» SELECTED EXCERPT
#####
It'll be easy for us to go over to the Southpoint since it's only a few blocks away from our house. She want's to go and see what a true event looks like and see the kids her age, 11, shooting.


----------



## swbuckmaster (Sep 14, 2007)

She will be hooked walking into the south point if she shoots a bow. It's impressive! I think there is 375,000 bucks up for grabs this year and over 3,000 shooters. Funnest archery shoot in the world if you ask me.

Sent from my SM-G900V using Tapatalk


----------



## AF CYN (Mar 19, 2009)

nelsonccc said:


> Impressive. I love the arrow twirl flair.


That was my favorite part, too. Congrats to your daughter. It takes guts to perform in front of a bunch of teenagers.


----------



## Springville Shooter (Oct 15, 2010)

Awesome shooting. Congrats to the young lady. nothing better than a girl who can shoot.----SS


----------



## dkhntrdstn (Sep 7, 2007)

that awesome


----------



## OKEE (Jan 3, 2008)

Awesome and good luck to her.


----------



## snw_brdr10 (May 20, 2014)

swbuckmaster said:


> On a side note anyone is welcome to bring their kids up to datus on friday nights. I help coach a kids archery league and it starts at 7 pm. We have equipment if you don't have your own. Cost for equipment rental is 5 bucks. Cost if you have your own equipment is a whole dollar. Cant think of better program to learn to shoot a bow in Utah.
#####
» RECORDED INFORMATION
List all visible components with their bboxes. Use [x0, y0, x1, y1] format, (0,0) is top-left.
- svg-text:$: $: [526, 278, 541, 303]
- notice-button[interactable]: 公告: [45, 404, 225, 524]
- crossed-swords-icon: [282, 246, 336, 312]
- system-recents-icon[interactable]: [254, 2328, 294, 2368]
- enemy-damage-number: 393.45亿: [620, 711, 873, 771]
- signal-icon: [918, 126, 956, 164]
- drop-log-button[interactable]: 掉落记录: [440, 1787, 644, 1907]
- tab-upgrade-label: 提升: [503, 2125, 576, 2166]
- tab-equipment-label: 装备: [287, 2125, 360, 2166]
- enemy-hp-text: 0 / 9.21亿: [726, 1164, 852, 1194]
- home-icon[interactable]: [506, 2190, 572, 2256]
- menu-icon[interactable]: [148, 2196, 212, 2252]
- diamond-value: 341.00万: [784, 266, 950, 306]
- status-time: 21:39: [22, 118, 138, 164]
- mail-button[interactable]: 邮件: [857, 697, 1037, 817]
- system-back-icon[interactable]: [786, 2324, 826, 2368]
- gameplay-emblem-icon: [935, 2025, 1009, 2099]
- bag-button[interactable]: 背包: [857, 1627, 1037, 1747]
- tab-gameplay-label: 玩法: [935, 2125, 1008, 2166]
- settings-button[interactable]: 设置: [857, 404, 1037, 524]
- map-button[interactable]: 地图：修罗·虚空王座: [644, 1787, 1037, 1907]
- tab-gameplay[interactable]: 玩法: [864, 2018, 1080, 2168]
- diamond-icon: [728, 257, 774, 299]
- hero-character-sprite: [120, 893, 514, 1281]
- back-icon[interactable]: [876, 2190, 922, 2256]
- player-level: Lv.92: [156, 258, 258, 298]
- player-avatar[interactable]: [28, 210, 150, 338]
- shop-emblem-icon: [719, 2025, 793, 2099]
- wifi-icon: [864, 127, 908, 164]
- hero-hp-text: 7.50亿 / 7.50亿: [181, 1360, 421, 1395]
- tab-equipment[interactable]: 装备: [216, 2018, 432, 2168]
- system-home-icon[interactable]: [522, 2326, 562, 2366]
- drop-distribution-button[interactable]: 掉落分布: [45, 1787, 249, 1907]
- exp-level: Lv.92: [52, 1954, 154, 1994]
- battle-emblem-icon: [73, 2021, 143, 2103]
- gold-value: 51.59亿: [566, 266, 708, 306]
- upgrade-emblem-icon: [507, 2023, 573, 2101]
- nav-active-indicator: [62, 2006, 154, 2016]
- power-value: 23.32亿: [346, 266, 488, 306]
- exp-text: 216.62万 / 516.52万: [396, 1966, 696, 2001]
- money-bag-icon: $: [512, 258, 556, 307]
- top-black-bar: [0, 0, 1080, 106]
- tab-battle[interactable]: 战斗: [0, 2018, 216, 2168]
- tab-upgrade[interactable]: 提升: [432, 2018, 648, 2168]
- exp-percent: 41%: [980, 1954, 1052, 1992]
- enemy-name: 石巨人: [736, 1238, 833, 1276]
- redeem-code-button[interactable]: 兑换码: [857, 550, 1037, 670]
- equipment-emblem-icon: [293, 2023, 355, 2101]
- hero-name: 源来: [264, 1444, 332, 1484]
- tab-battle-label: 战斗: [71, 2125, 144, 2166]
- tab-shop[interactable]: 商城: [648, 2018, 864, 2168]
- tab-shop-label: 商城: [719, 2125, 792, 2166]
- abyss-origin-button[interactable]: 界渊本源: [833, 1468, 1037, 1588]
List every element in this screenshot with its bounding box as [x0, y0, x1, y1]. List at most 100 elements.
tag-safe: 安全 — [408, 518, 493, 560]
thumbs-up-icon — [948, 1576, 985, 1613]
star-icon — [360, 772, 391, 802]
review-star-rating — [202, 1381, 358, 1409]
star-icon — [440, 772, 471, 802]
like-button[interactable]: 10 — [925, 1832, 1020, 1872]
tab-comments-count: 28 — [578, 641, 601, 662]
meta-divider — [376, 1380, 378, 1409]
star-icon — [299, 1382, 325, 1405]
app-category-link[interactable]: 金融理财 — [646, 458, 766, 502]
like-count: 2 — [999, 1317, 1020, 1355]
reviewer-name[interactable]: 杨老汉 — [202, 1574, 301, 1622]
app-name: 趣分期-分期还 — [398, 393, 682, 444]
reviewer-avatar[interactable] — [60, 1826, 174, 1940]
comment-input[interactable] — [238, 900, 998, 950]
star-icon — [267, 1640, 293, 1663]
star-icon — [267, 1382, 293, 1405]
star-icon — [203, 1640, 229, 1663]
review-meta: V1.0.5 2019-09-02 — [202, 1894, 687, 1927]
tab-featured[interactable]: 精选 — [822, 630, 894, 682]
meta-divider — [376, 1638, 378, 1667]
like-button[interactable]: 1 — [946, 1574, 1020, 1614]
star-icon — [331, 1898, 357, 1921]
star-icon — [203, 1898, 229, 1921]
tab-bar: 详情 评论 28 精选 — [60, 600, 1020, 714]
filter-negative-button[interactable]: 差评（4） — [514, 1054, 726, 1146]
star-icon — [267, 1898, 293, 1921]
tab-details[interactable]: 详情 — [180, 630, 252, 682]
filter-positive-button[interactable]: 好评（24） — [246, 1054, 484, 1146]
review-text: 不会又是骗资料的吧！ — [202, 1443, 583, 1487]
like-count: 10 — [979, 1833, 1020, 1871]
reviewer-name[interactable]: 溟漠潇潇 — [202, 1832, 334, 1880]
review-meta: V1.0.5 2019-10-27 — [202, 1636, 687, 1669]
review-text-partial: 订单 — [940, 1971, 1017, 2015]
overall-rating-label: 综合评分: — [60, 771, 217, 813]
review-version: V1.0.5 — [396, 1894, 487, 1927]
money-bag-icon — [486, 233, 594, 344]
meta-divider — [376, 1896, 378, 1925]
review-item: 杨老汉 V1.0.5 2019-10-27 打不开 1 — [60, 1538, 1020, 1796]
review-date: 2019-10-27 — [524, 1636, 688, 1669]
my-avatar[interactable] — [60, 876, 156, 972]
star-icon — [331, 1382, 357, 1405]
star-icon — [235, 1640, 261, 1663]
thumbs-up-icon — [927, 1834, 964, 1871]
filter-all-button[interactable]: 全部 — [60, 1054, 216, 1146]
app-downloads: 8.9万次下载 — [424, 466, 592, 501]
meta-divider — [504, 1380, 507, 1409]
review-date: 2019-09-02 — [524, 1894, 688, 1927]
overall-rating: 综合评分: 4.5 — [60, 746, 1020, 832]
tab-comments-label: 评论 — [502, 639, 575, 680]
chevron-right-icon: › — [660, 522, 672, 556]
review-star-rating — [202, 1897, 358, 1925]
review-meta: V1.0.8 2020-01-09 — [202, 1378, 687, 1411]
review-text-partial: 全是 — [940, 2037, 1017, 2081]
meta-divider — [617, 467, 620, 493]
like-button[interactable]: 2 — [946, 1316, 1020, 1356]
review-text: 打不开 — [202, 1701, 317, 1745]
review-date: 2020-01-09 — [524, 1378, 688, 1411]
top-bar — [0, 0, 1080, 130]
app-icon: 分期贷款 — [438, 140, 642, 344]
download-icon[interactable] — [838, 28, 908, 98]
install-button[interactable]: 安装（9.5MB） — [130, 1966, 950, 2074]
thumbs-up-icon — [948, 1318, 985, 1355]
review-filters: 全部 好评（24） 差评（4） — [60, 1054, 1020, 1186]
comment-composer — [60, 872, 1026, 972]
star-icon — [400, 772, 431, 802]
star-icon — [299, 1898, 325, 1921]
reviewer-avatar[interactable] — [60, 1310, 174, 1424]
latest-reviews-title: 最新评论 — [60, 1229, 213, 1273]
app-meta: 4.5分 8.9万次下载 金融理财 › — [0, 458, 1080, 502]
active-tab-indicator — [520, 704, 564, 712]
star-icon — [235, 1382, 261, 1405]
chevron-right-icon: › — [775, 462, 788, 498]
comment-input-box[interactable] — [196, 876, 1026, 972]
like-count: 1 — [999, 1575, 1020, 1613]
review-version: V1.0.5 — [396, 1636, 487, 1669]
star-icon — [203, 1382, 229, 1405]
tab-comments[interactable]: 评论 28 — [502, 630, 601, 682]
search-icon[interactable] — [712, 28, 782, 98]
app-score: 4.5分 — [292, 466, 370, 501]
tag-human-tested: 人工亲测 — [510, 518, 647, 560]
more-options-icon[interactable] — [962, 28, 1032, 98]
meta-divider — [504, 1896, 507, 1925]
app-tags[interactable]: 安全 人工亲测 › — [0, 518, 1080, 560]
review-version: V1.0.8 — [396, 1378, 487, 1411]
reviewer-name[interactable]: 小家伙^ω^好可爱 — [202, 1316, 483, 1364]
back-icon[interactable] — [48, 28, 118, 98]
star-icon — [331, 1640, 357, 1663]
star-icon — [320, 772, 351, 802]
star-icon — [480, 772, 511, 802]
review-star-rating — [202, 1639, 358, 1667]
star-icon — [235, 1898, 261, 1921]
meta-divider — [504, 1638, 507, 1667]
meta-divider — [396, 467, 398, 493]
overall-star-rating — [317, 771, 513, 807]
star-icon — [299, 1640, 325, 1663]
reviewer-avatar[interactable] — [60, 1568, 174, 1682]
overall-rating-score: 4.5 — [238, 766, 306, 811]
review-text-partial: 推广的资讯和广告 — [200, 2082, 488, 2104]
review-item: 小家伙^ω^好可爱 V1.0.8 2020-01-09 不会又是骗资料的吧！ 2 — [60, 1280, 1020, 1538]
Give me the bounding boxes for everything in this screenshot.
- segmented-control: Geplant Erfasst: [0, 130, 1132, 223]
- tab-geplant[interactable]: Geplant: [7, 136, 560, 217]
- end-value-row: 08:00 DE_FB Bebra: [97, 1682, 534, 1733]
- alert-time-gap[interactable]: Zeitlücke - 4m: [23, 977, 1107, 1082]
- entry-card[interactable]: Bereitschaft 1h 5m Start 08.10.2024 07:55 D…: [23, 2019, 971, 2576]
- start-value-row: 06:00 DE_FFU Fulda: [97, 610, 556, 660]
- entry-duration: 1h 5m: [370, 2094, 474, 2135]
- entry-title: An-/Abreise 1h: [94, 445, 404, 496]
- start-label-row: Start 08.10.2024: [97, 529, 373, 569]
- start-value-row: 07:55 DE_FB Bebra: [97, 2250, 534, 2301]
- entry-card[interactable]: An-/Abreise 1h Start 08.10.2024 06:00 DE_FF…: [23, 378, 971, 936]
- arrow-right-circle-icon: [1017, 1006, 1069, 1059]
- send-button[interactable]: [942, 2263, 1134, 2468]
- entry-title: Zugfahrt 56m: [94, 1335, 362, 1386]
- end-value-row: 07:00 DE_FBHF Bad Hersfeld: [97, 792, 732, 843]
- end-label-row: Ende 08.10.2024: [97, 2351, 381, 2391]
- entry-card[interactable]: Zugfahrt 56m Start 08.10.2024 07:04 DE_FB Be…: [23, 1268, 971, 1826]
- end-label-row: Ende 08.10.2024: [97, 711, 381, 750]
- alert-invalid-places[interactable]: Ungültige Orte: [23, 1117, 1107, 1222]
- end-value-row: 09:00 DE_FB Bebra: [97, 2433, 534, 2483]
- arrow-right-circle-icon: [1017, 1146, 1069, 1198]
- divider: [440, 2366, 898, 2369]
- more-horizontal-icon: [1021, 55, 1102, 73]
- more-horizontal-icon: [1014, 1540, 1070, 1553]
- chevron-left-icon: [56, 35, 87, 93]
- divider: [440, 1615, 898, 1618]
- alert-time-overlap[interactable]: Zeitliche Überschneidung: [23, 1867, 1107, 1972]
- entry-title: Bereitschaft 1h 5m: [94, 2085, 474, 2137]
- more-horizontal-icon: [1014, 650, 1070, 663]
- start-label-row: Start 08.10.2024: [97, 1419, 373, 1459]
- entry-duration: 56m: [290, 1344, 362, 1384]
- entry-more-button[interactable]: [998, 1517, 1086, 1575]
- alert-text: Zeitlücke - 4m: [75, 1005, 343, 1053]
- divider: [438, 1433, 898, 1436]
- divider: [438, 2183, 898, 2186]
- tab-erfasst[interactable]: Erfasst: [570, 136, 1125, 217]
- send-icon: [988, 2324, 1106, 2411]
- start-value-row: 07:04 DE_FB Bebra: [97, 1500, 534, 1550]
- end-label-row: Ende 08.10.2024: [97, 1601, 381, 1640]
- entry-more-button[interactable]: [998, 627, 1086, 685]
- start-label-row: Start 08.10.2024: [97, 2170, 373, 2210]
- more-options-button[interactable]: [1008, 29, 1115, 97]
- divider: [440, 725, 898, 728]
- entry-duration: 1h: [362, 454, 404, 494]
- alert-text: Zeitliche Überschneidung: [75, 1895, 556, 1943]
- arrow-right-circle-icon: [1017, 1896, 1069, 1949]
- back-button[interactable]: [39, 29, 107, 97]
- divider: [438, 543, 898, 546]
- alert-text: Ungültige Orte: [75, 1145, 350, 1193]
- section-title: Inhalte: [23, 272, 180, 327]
#####
» SET TASK 1
List the usernames that head posts in the archery forum thread, in the order they appear.
» SET TASK 2
Based on the archery forum thread, answer yes or no to each statement and quote the words that decide it. (a) The kids archery league starts at 7 pm. (b) Renting equipment for the league costs a dollar. (c) The Southpoint shoot draws over 3,000 shooters.
» SET TASK 3
Extract word for word the passage of the archery forum thread starting with "It'll be easy" and going on through "(Sep 14, 2007)".

» COMPLETE ANSWER 1
swbuckmaster
AF CYN
Springville Shooter
dkhntrdstn
OKEE
snw_brdr10

» COMPLETE ANSWER 2
(a) Yes: "it starts at 7 pm."
(b) No: "Cost for equipment rental is 5 bucks."
(c) Yes: "over 3,000 shooters"

» COMPLETE ANSWER 3
It'll be easy for us to go over to the Southpoint since it's only a few blocks away from our house. She want's to go and see what a true event looks like and see the kids her age, 11, shooting.


----------



## swbuckmaster (Sep 14, 2007)